Required work
Here are some records. Copy each one exactly.

Records for this task
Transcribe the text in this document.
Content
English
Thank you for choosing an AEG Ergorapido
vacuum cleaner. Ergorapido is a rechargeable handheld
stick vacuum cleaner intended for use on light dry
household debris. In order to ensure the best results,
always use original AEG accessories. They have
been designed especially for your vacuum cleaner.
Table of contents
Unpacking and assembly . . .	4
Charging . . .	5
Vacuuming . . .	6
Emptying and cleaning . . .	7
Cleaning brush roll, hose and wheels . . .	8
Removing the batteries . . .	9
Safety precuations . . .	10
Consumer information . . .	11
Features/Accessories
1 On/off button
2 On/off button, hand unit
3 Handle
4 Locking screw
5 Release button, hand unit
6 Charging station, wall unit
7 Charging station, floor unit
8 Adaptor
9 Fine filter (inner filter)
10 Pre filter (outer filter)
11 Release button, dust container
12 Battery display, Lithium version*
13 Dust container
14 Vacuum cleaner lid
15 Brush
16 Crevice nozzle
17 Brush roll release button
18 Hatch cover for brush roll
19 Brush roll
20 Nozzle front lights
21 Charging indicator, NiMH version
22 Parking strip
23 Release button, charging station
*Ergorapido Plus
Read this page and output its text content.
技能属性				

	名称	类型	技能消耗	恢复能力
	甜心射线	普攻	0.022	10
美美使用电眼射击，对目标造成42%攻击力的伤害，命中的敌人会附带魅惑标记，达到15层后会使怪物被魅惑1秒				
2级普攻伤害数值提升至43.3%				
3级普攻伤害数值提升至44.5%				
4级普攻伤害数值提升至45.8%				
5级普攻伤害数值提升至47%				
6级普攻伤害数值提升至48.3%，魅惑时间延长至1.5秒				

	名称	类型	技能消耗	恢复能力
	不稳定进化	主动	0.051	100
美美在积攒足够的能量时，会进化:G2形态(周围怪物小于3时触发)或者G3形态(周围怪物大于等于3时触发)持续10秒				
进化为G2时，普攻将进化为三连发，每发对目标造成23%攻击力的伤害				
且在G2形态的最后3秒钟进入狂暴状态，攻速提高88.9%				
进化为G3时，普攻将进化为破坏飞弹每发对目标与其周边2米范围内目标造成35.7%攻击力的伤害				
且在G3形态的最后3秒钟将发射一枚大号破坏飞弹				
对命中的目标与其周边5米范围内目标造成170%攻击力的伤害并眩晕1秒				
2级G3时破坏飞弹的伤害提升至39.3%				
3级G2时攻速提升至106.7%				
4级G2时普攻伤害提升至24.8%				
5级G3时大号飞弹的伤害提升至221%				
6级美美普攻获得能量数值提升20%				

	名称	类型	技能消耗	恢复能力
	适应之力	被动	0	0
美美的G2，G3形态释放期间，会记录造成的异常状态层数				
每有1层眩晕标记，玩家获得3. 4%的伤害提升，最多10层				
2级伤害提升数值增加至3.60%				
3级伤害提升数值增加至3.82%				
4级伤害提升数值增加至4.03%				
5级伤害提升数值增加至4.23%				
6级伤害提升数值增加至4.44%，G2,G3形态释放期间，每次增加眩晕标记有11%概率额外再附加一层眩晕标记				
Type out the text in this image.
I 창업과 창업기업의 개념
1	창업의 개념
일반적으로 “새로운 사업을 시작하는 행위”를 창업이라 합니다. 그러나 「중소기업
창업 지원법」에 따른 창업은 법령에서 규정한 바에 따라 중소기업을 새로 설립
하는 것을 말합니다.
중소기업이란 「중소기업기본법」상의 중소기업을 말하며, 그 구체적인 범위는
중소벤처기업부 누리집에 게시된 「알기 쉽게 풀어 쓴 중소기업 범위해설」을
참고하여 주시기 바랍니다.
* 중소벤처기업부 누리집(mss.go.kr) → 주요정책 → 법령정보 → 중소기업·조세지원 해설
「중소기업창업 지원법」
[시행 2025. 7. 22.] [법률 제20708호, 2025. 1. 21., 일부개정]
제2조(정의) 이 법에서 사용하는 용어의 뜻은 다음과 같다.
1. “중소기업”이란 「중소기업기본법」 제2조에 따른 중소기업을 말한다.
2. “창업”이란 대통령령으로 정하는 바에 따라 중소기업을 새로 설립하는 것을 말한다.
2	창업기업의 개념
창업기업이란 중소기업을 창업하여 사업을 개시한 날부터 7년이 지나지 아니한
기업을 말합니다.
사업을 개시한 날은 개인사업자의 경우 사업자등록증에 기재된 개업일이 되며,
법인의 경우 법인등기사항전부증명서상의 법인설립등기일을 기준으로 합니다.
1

In response
Transcribe the text in this document.
Content
English
Thank you for choosing an AEG Ergorapido
vacuum cleaner. Ergorapido is a rechargeable handheld
stick vacuum cleaner intended for use on light dry
household debris. In order to ensure the best results,
always use original AEG accessories. They have
been designed especially for your vacuum cleaner.
Table of contents
Unpacking and assembly . . .	4
Charging . . .	5
Vacuuming . . .	6
Emptying and cleaning . . .	7
Cleaning brush roll, hose and wheels . . .	8
Removing the batteries . . .	9
Safety precuations . . .	10
Consumer information . . .	11
Features/Accessories
1 On/off button
2 On/off button, hand unit
3 Handle
4 Locking screw
5 Release button, hand unit
6 Charging station, wall unit
7 Charging station, floor unit
8 Adaptor
9 Fine filter (inner filter)
10 Pre filter (outer filter)
11 Release button, dust container
12 Battery display, Lithium version*
13 Dust container
14 Vacuum cleaner lid
15 Brush
16 Crevice nozzle
17 Brush roll release button
18 Hatch cover for brush roll
19 Brush roll
20 Nozzle front lights
21 Charging indicator, NiMH version
22 Parking strip
23 Release button, charging station
*Ergorapido Plus
Read this page and output its text content.
技能属性				

	名称	类型	技能消耗	恢复能力
	甜心射线	普攻	0.022	10
美美使用电眼射击，对目标造成42%攻击力的伤害，命中的敌人会附带魅惑标记，达到15层后会使怪物被魅惑1秒				
2级普攻伤害数值提升至43.3%				
3级普攻伤害数值提升至44.5%				
4级普攻伤害数值提升至45.8%				
5级普攻伤害数值提升至47%				
6级普攻伤害数值提升至48.3%，魅惑时间延长至1.5秒				

	名称	类型	技能消耗	恢复能力
	不稳定进化	主动	0.051	100
美美在积攒足够的能量时，会进化:G2形态(周围怪物小于3时触发)或者G3形态(周围怪物大于等于3时触发)持续10秒				
进化为G2时，普攻将进化为三连发，每发对目标造成23%攻击力的伤害				
且在G2形态的最后3秒钟进入狂暴状态，攻速提高88.9%				
进化为G3时，普攻将进化为破坏飞弹每发对目标与其周边2米范围内目标造成35.7%攻击力的伤害				
且在G3形态的最后3秒钟将发射一枚大号破坏飞弹				
对命中的目标与其周边5米范围内目标造成170%攻击力的伤害并眩晕1秒				
2级G3时破坏飞弹的伤害提升至39.3%				
3级G2时攻速提升至106.7%				
4级G2时普攻伤害提升至24.8%				
5级G3时大号飞弹的伤害提升至221%				
6级美美普攻获得能量数值提升20%				

	名称	类型	技能消耗	恢复能力
	适应之力	被动	0	0
美美的G2，G3形态释放期间，会记录造成的异常状态层数				
每有1层眩晕标记，玩家获得3. 4%的伤害提升，最多10层				
2级伤害提升数值增加至3.60%				
3级伤害提升数值增加至3.82%				
4级伤害提升数值增加至4.03%				
5级伤害提升数值增加至4.23%				
6级伤害提升数值增加至4.44%，G2,G3形态释放期间，每次增加眩晕标记有11%概率额外再附加一层眩晕标记				
Type out the text in this image.
I 창업과 창업기업의 개념
1	창업의 개념
일반적으로 “새로운 사업을 시작하는 행위”를 창업이라 합니다. 그러나 「중소기업
창업 지원법」에 따른 창업은 법령에서 규정한 바에 따라 중소기업을 새로 설립
하는 것을 말합니다.
중소기업이란 「중소기업기본법」상의 중소기업을 말하며, 그 구체적인 범위는
중소벤처기업부 누리집에 게시된 「알기 쉽게 풀어 쓴 중소기업 범위해설」을
참고하여 주시기 바랍니다.
* 중소벤처기업부 누리집(mss.go.kr) → 주요정책 → 법령정보 → 중소기업·조세지원 해설
「중소기업창업 지원법」
[시행 2025. 7. 22.] [법률 제20708호, 2025. 1. 21., 일부개정]
제2조(정의) 이 법에서 사용하는 용어의 뜻은 다음과 같다.
1. “중소기업”이란 「중소기업기본법」 제2조에 따른 중소기업을 말한다.
2. “창업”이란 대통령령으로 정하는 바에 따라 중소기업을 새로 설립하는 것을 말한다.
2	창업기업의 개념
창업기업이란 중소기업을 창업하여 사업을 개시한 날부터 7년이 지나지 아니한
기업을 말합니다.
사업을 개시한 날은 개인사업자의 경우 사업자등록증에 기재된 개업일이 되며,
법인의 경우 법인등기사항전부증명서상의 법인설립등기일을 기준으로 합니다.
1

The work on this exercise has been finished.